*Objective*: Without including any images, repeat the data exactly.

▬▬▬▬▬▬▬▬▬▬

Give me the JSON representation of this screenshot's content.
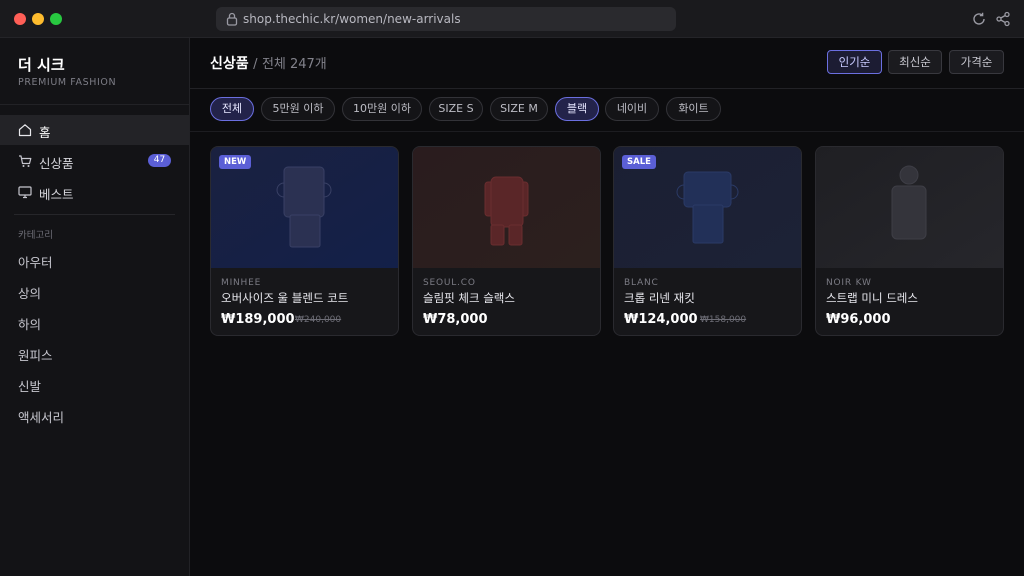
{
  "browser": {
    "url": "shop.thechic.kr/women/new-arrivals"
  },
  "sidebar": {
    "brand": "더 시크",
    "tagline": "PREMIUM FASHION",
    "nav": [
      {
        "label": "홈",
        "icon": "home-icon",
        "active": true
      },
      {
        "label": "신상품",
        "icon": "cart-icon",
        "badge": "47"
      },
      {
        "label": "베스트",
        "icon": "monitor-icon"
      }
    ],
    "section_label": "카테고리",
    "categories": [
      "아우터",
      "상의",
      "하의",
      "원피스",
      "신발",
      "액세서리"
    ]
  },
  "main": {
    "title": "신상품",
    "separator": "/",
    "subtitle": "전체 247개",
    "sort": [
      {
        "label": "인기순",
        "active": true
      },
      {
        "label": "최신순"
      },
      {
        "label": "가격순"
      }
    ],
    "filters": [
      {
        "label": "전체",
        "active": true
      },
      {
        "label": "5만원 이하"
      },
      {
        "label": "10만원 이하"
      },
      {
        "label": "SIZE S"
      },
      {
        "label": "SIZE M"
      },
      {
        "label": "블랙",
        "active": true
      },
      {
        "label": "네이비"
      },
      {
        "label": "화이트"
      }
    ],
    "products": [
      {
        "brand": "MINHEE",
        "name": "오버사이즈 울 블렌드 코트",
        "price": "₩189,000",
        "original_price": "₩240,000",
        "tag": "NEW"
      },
      {
        "brand": "SEOUL.CO",
        "name": "슬림핏 체크 슬랙스",
        "price": "₩78,000"
      },
      {
        "brand": "BLANC",
        "name": "크롭 리넨 재킷",
        "price": "₩124,000",
        "original_price": "₩158,000",
        "tag": "SALE"
      },
      {
        "brand": "NOIR KW",
        "name": "스트랩 미니 드레스",
        "price": "₩96,000"
      }
    ]
  },
  "colors": {
    "accent": "#5b5fd6",
    "background": "#0c0c0e",
    "sidebar": "#131316"
  }
}
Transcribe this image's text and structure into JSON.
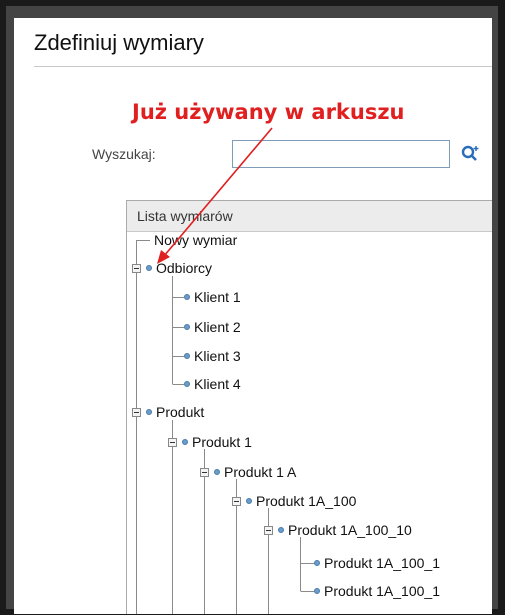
{
  "title": "Zdefiniuj wymiary",
  "annotation": "Już używany w arkuszu",
  "search": {
    "label": "Wyszukaj:",
    "value": "",
    "placeholder": ""
  },
  "list": {
    "header": "Lista wymiarów"
  },
  "tree": {
    "new_dimension": "Nowy wymiar",
    "odbiorcy": "Odbiorcy",
    "klient_1": "Klient 1",
    "klient_2": "Klient 2",
    "klient_3": "Klient 3",
    "klient_4": "Klient 4",
    "produkt": "Produkt",
    "produkt_1": "Produkt 1",
    "produkt_1a": "Produkt 1 A",
    "produkt_1a_100": "Produkt 1A_100",
    "produkt_1a_100_10": "Produkt 1A_100_10",
    "produkt_1a_100_1": "Produkt 1A_100_1",
    "produkt_1a_100_cut": "Produkt 1A_100_1"
  },
  "colors": {
    "annotation": "#e02020",
    "dot": "#6a9ccb",
    "header_bg": "#ececec"
  }
}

▬▬▬▬▬▬▬▬▬▬

*Reply to the exercise*:
Give me the JSON representation of this screenshot's content.
{
  "browser": {
    "url": "shop.thechic.kr/women/new-arrivals"
  },
  "sidebar": {
    "brand": "더 시크",
    "tagline": "PREMIUM FASHION",
    "nav": [
      {
        "label": "홈",
        "icon": "home-icon",
        "active": true
      },
      {
        "label": "신상품",
        "icon": "cart-icon",
        "badge": "47"
      },
      {
        "label": "베스트",
        "icon": "monitor-icon"
      }
    ],
    "section_label": "카테고리",
    "categories": [
      "아우터",
      "상의",
      "하의",
      "원피스",
      "신발",
      "액세서리"
    ]
  },
  "main": {
    "title": "신상품",
    "separator": "/",
    "subtitle": "전체 247개",
    "sort": [
      {
        "label": "인기순",
        "active": true
      },
      {
        "label": "최신순"
      },
      {
        "label": "가격순"
      }
    ],
    "filters": [
      {
        "label": "전체",
        "active": true
      },
      {
        "label": "5만원 이하"
      },
      {
        "label": "10만원 이하"
      },
      {
        "label": "SIZE S"
      },
      {
        "label": "SIZE M"
      },
      {
        "label": "블랙",
        "active": true
      },
      {
        "label": "네이비"
      },
      {
        "label": "화이트"
      }
    ],
    "products": [
      {
        "brand": "MINHEE",
        "name": "오버사이즈 울 블렌드 코트",
        "price": "₩189,000",
        "original_price": "₩240,000",
        "tag": "NEW"
      },
      {
        "brand": "SEOUL.CO",
        "name": "슬림핏 체크 슬랙스",
        "price": "₩78,000"
      },
      {
        "brand": "BLANC",
        "name": "크롭 리넨 재킷",
        "price": "₩124,000",
        "original_price": "₩158,000",
        "tag": "SALE"
      },
      {
        "brand": "NOIR KW",
        "name": "스트랩 미니 드레스",
        "price": "₩96,000"
      }
    ]
  },
  "colors": {
    "accent": "#5b5fd6",
    "background": "#0c0c0e",
    "sidebar": "#131316"
  }
}
Transcribe this image's text and structure into JSON.
{
  "title": "Zdefiniuj wymiary",
  "annotation": "Już używany w arkuszu",
  "search": {
    "label": "Wyszukaj:",
    "value": "",
    "placeholder": ""
  },
  "list": {
    "header": "Lista wymiarów"
  },
  "tree": {
    "new_dimension": "Nowy wymiar",
    "odbiorcy": "Odbiorcy",
    "klient_1": "Klient 1",
    "klient_2": "Klient 2",
    "klient_3": "Klient 3",
    "klient_4": "Klient 4",
    "produkt": "Produkt",
    "produkt_1": "Produkt 1",
    "produkt_1a": "Produkt 1 A",
    "produkt_1a_100": "Produkt 1A_100",
    "produkt_1a_100_10": "Produkt 1A_100_10",
    "produkt_1a_100_1": "Produkt 1A_100_1",
    "produkt_1a_100_cut": "Produkt 1A_100_1"
  },
  "colors": {
    "annotation": "#e02020",
    "dot": "#6a9ccb",
    "header_bg": "#ececec"
  }
}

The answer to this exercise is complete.